Written request
Below are entries to be transcribed exactly; exclude the pictures from the copy.

Task data
- - - - -
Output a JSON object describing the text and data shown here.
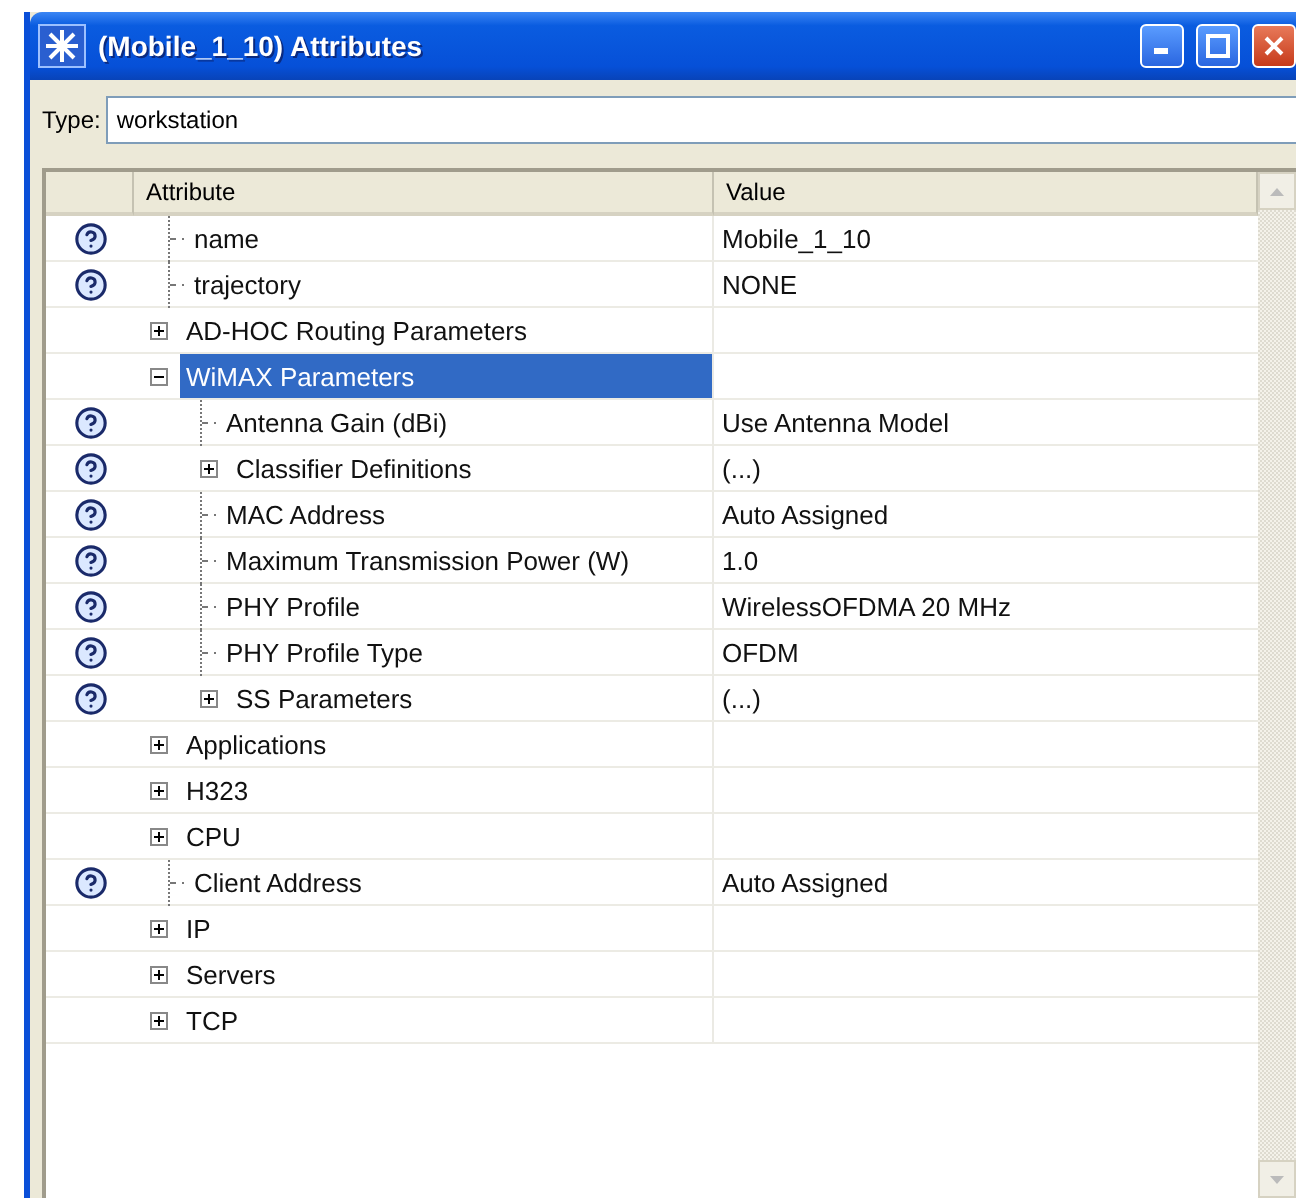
{
  "window": {
    "title": "(Mobile_1_10) Attributes"
  },
  "type_field": {
    "label": "Type:",
    "value": "workstation"
  },
  "table": {
    "columns": [
      "Attribute",
      "Value"
    ],
    "rows": [
      {
        "kind": "leaf",
        "label": "name",
        "value": "Mobile_1_10",
        "help": true,
        "selected": false
      },
      {
        "kind": "leaf",
        "label": "trajectory",
        "value": "NONE",
        "help": true,
        "selected": false
      },
      {
        "kind": "group",
        "label": "AD-HOC Routing Parameters",
        "help": false,
        "expanded": false,
        "selected": false
      },
      {
        "kind": "group",
        "label": "WiMAX Parameters",
        "help": false,
        "expanded": true,
        "selected": true,
        "children": [
          {
            "kind": "leaf",
            "label": "Antenna Gain (dBi)",
            "value": "Use Antenna Model",
            "help": true,
            "selected": false
          },
          {
            "kind": "group",
            "label": "Classifier Definitions",
            "value": "(...)",
            "help": true,
            "expanded": false,
            "selected": false
          },
          {
            "kind": "leaf",
            "label": "MAC Address",
            "value": "Auto Assigned",
            "help": true,
            "selected": false
          },
          {
            "kind": "leaf",
            "label": "Maximum Transmission Power (W)",
            "value": "1.0",
            "help": true,
            "selected": false
          },
          {
            "kind": "leaf",
            "label": "PHY Profile",
            "value": "WirelessOFDMA 20 MHz",
            "help": true,
            "selected": false
          },
          {
            "kind": "leaf",
            "label": "PHY Profile Type",
            "value": "OFDM",
            "help": true,
            "selected": false
          },
          {
            "kind": "group",
            "label": "SS Parameters",
            "value": "(...)",
            "help": true,
            "expanded": false,
            "selected": false
          }
        ]
      },
      {
        "kind": "group",
        "label": "Applications",
        "help": false,
        "expanded": false,
        "selected": false
      },
      {
        "kind": "group",
        "label": "H323",
        "help": false,
        "expanded": false,
        "selected": false
      },
      {
        "kind": "group",
        "label": "CPU",
        "help": false,
        "expanded": false,
        "selected": false
      },
      {
        "kind": "leaf",
        "label": "Client Address",
        "value": "Auto Assigned",
        "help": true,
        "selected": false
      },
      {
        "kind": "group",
        "label": "IP",
        "help": false,
        "expanded": false,
        "selected": false
      },
      {
        "kind": "group",
        "label": "Servers",
        "help": false,
        "expanded": false,
        "selected": false
      },
      {
        "kind": "group",
        "label": "TCP",
        "help": false,
        "expanded": false,
        "selected": false
      }
    ]
  }
}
- - - - -
Response
Output a JSON object describing the text and data shown here.
{
  "window": {
    "title": "(Mobile_1_10) Attributes"
  },
  "type_field": {
    "label": "Type:",
    "value": "workstation"
  },
  "table": {
    "columns": [
      "Attribute",
      "Value"
    ],
    "rows": [
      {
        "kind": "leaf",
        "label": "name",
        "value": "Mobile_1_10",
        "help": true,
        "selected": false
      },
      {
        "kind": "leaf",
        "label": "trajectory",
        "value": "NONE",
        "help": true,
        "selected": false
      },
      {
        "kind": "group",
        "label": "AD-HOC Routing Parameters",
        "help": false,
        "expanded": false,
        "selected": false
      },
      {
        "kind": "group",
        "label": "WiMAX Parameters",
        "help": false,
        "expanded": true,
        "selected": true,
        "children": [
          {
            "kind": "leaf",
            "label": "Antenna Gain (dBi)",
            "value": "Use Antenna Model",
            "help": true,
            "selected": false
          },
          {
            "kind": "group",
            "label": "Classifier Definitions",
            "value": "(...)",
            "help": true,
            "expanded": false,
            "selected": false
          },
          {
            "kind": "leaf",
            "label": "MAC Address",
            "value": "Auto Assigned",
            "help": true,
            "selected": false
          },
          {
            "kind": "leaf",
            "label": "Maximum Transmission Power (W)",
            "value": "1.0",
            "help": true,
            "selected": false
          },
          {
            "kind": "leaf",
            "label": "PHY Profile",
            "value": "WirelessOFDMA 20 MHz",
            "help": true,
            "selected": false
          },
          {
            "kind": "leaf",
            "label": "PHY Profile Type",
            "value": "OFDM",
            "help": true,
            "selected": false
          },
          {
            "kind": "group",
            "label": "SS Parameters",
            "value": "(...)",
            "help": true,
            "expanded": false,
            "selected": false
          }
        ]
      },
      {
        "kind": "group",
        "label": "Applications",
        "help": false,
        "expanded": false,
        "selected": false
      },
      {
        "kind": "group",
        "label": "H323",
        "help": false,
        "expanded": false,
        "selected": false
      },
      {
        "kind": "group",
        "label": "CPU",
        "help": false,
        "expanded": false,
        "selected": false
      },
      {
        "kind": "leaf",
        "label": "Client Address",
        "value": "Auto Assigned",
        "help": true,
        "selected": false
      },
      {
        "kind": "group",
        "label": "IP",
        "help": false,
        "expanded": false,
        "selected": false
      },
      {
        "kind": "group",
        "label": "Servers",
        "help": false,
        "expanded": false,
        "selected": false
      },
      {
        "kind": "group",
        "label": "TCP",
        "help": false,
        "expanded": false,
        "selected": false
      }
    ]
  }
}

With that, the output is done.